**GIVEN PROBLEM**
Pull each line holding the word "характеристик" from the data.

(Data excerpts)
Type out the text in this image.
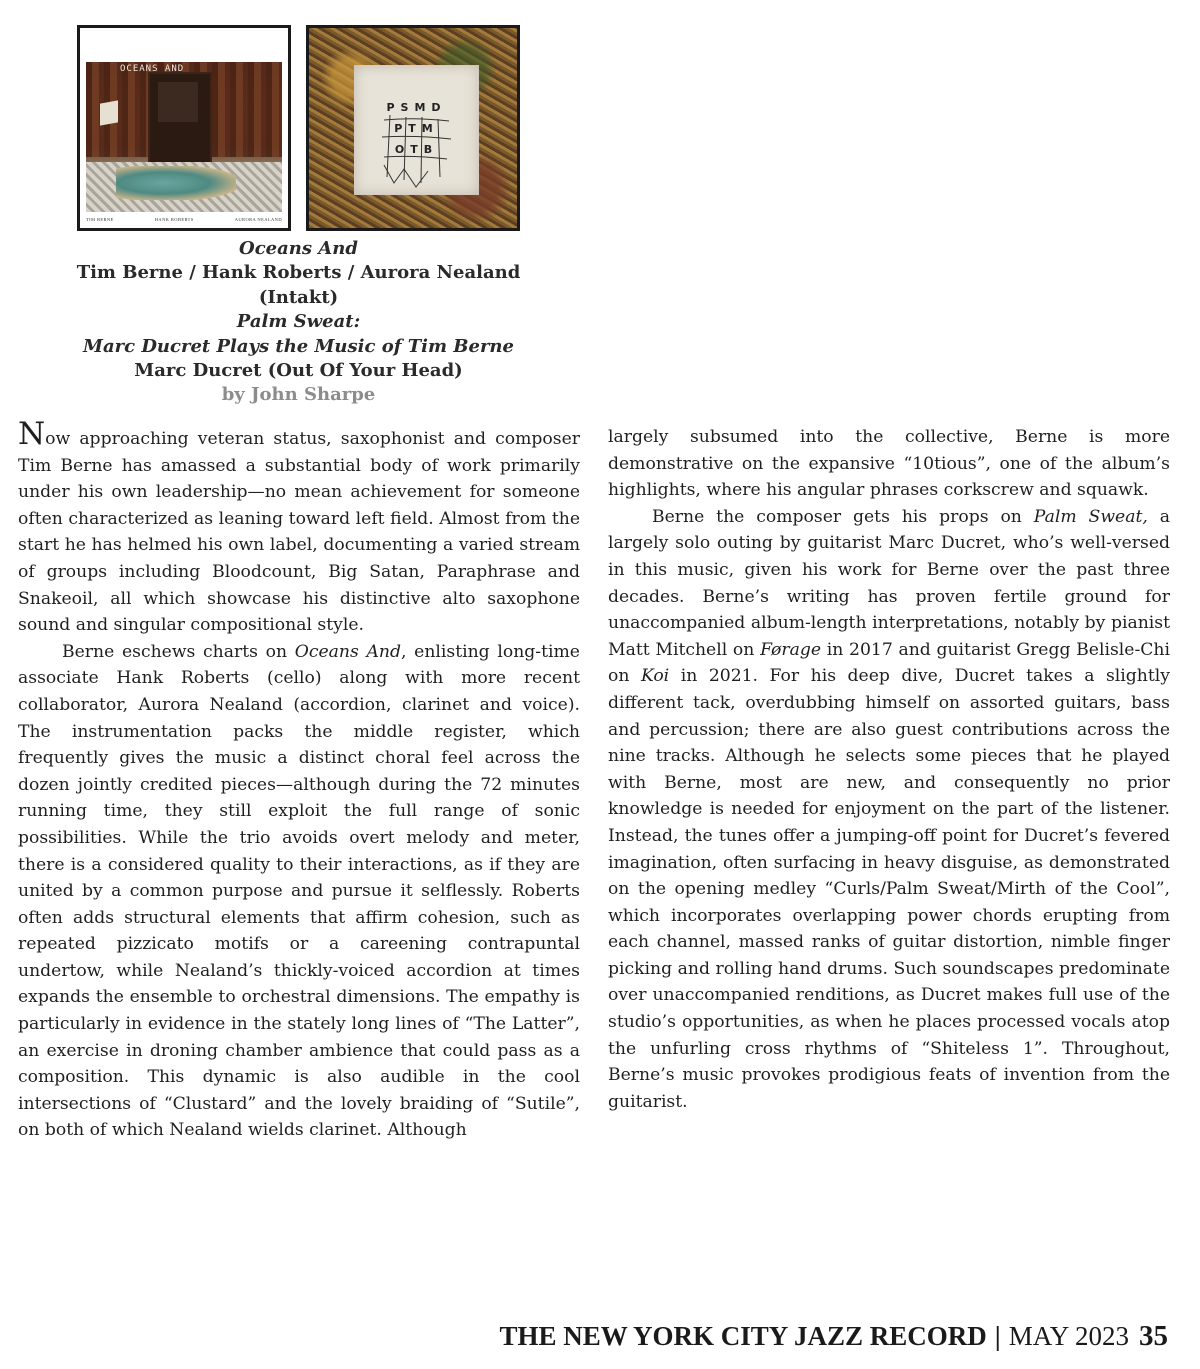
OCEANS AND
TIM BERNE	HANK ROBERTS	AURORA NEALAND
PSMD
PTM
OTB
Oceans And
Tim Berne / Hank Roberts / Aurora Nealand
(Intakt)
Palm Sweat:
Marc Ducret Plays the Music of Tim Berne
Marc Ducret (Out Of Your Head)
by John Sharpe

Now approaching veteran status, saxophonist and composer Tim Berne has amassed a substantial body of work primarily under his own leadership—no mean achievement for someone often characterized as leaning toward left field. Almost from the start he has helmed his own label, documenting a varied stream of groups including Bloodcount, Big Satan, Paraphrase and Snakeoil, all which showcase his distinctive alto saxophone sound and singular compositional style.

Berne eschews charts on Oceans And, enlisting long-time associate Hank Roberts (cello) along with more recent collaborator, Aurora Nealand (accordion, clarinet and voice). The instrumentation packs the middle register, which frequently gives the music a distinct choral feel across the dozen jointly credited pieces—although during the 72 minutes running time, they still exploit the full range of sonic possibilities. While the trio avoids overt melody and meter, there is a considered quality to their interactions, as if they are united by a common purpose and pursue it selflessly. Roberts often adds structural elements that affirm cohesion, such as repeated pizzicato motifs or a careening contrapuntal undertow, while Nealand’s thickly-voiced accordion at times expands the ensemble to orchestral dimensions. The empathy is particularly in evidence in the stately long lines of “The Latter”, an exercise in droning chamber ambience that could pass as a composition. This dynamic is also audible in the cool intersections of “Clustard” and the lovely braiding of “Sutile”, on both of which Nealand wields clarinet. Although

largely subsumed into the collective, Berne is more demonstrative on the expansive “10tious”, one of the album’s highlights, where his angular phrases corkscrew and squawk.

Berne the composer gets his props on Palm Sweat, a largely solo outing by guitarist Marc Ducret, who’s well-versed in this music, given his work for Berne over the past three decades. Berne’s writing has proven fertile ground for unaccompanied album-length interpretations, notably by pianist Matt Mitchell on Førage in 2017 and guitarist Gregg Belisle-Chi on Koi in 2021. For his deep dive, Ducret takes a slightly different tack, overdubbing himself on assorted guitars, bass and percussion; there are also guest contributions across the nine tracks. Although he selects some pieces that he played with Berne, most are new, and consequently no prior knowledge is needed for enjoyment on the part of the listener. Instead, the tunes offer a jumping-off point for Ducret’s fevered imagination, often surfacing in heavy disguise, as demonstrated on the opening medley “Curls/Palm Sweat/Mirth of the Cool”, which incorporates overlapping power chords erupting from each channel, massed ranks of guitar distortion, nimble finger picking and rolling hand drums. Such soundscapes predominate over unaccompanied renditions, as Ducret makes full use of the studio’s opportunities, as when he places processed vocals atop the unfurling cross rhythms of “Shiteless 1”. Throughout, Berne’s music provokes prodigious feats of invention from the guitarist.

THE NEW YORK CITY JAZZ RECORD | MAY 2023 35
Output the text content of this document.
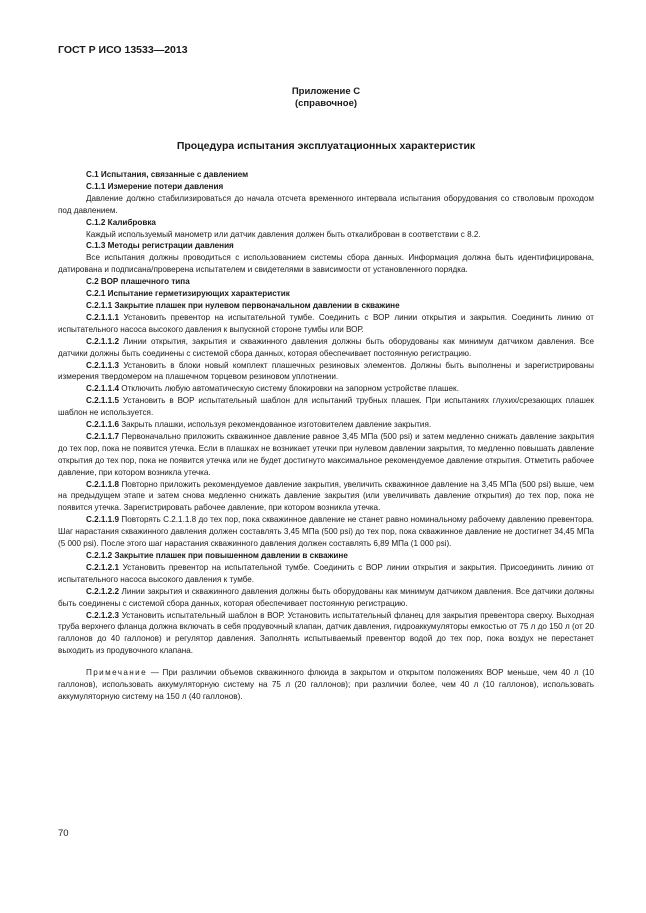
ГОСТ Р ИСО 13533—2013
Приложение С
(справочное)
Процедура испытания эксплуатационных характеристик

С.1 Испытания, связанные с давлением

С.1.1 Измерение потери давления

Давление должно стабилизироваться до начала отсчета временного интервала испытания оборудования со стволовым проходом под давлением.

С.1.2 Калибровка

Каждый используемый манометр или датчик давления должен быть откалиброван в соответствии с 8.2.

С.1.3 Методы регистрации давления

Все испытания должны проводиться с использованием системы сбора данных. Информация должна быть идентифицирована, датирована и подписана/проверена испытателем и свидетелями в зависимости от установленного порядка.

С.2 ВОР плашечного типа

С.2.1 Испытание герметизирующих характеристик

С.2.1.1 Закрытие плашек при нулевом первоначальном давлении в скважине

С.2.1.1.1 Установить превентор на испытательной тумбе. Соединить с ВОР линии открытия и закрытия. Соединить линию от испытательного насоса высокого давления к выпускной стороне тумбы или ВОР.

С.2.1.1.2 Линии открытия, закрытия и скважинного давления должны быть оборудованы как минимум датчиком давления. Все датчики должны быть соединены с системой сбора данных, которая обеспечивает постоянную регистрацию.

С.2.1.1.3 Установить в блоки новый комплект плашечных резиновых элементов. Должны быть выполнены и зарегистрированы измерения твердомером на плашечном торцевом резиновом уплотнении.

С.2.1.1.4 Отключить любую автоматическую систему блокировки на запорном устройстве плашек.

С.2.1.1.5 Установить в ВОР испытательный шаблон для испытаний трубных плашек. При испытаниях глухих/срезающих плашек шаблон не используется.

С.2.1.1.6 Закрыть плашки, используя рекомендованное изготовителем давление закрытия.

С.2.1.1.7 Первоначально приложить скважинное давление равное 3,45 МПа (500 psi) и затем медленно снижать давление закрытия до тех пор, пока не появится утечка. Если в плашках не возникает утечки при нулевом давлении закрытия, то медленно повышать давление открытия до тех пор, пока не появится утечка или не будет достигнуто максимальное рекомендуемое давление открытия. Отметить рабочее давление, при котором возникла утечка.

С.2.1.1.8 Повторно приложить рекомендуемое давление закрытия, увеличить скважинное давление на 3,45 МПа (500 psi) выше, чем на предыдущем этапе и затем снова медленно снижать давление закрытия (или увеличивать давление открытия) до тех пор, пока не появится утечка. Зарегистрировать рабочее давление, при котором возникла утечка.

С.2.1.1.9 Повторять С.2.1.1.8 до тех пор, пока скважинное давление не станет равно номинальному рабочему давлению превентора. Шаг нарастания скважинного давления должен составлять 3,45 МПа (500 psi) до тех пор, пока скважинное давление не достигнет 34,45 МПа (5 000 psi). После этого шаг нарастания скважинного давления должен составлять 6,89 МПа (1 000 psi).

С.2.1.2 Закрытие плашек при повышенном давлении в скважине

С.2.1.2.1 Установить превентор на испытательной тумбе. Соединить с ВОР линии открытия и закрытия. Присоединить линию от испытательного насоса высокого давления к тумбе.

С.2.1.2.2 Линии закрытия и скважинного давления должны быть оборудованы как минимум датчиком давления. Все датчики должны быть соединены с системой сбора данных, которая обеспечивает постоянную регистрацию.

С.2.1.2.3 Установить испытательный шаблон в ВОР. Установить испытательный фланец для закрытия превентора сверху. Выходная труба верхнего фланца должна включать в себя продувочный клапан, датчик давления, гидроаккумуляторы емкостью от 75 л до 150 л (от 20 галлонов до 40 галлонов) и регулятор давления. Заполнять испытываемый превентор водой до тех пор, пока воздух не перестанет выходить из продувочного клапана.

Примечание — При различии объемов скважинного флюида в закрытом и открытом положениях ВОР меньше, чем 40 л (10 галлонов), использовать аккумуляторную систему на 75 л (20 галлонов); при различии более, чем 40 л (10 галлонов), использовать аккумуляторную систему на 150 л (40 галлонов).

70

**EXERCISE SOLUTION**
Процедура испытания эксплуатационных характеристик
С.2.1 Испытание герметизирующих характеристик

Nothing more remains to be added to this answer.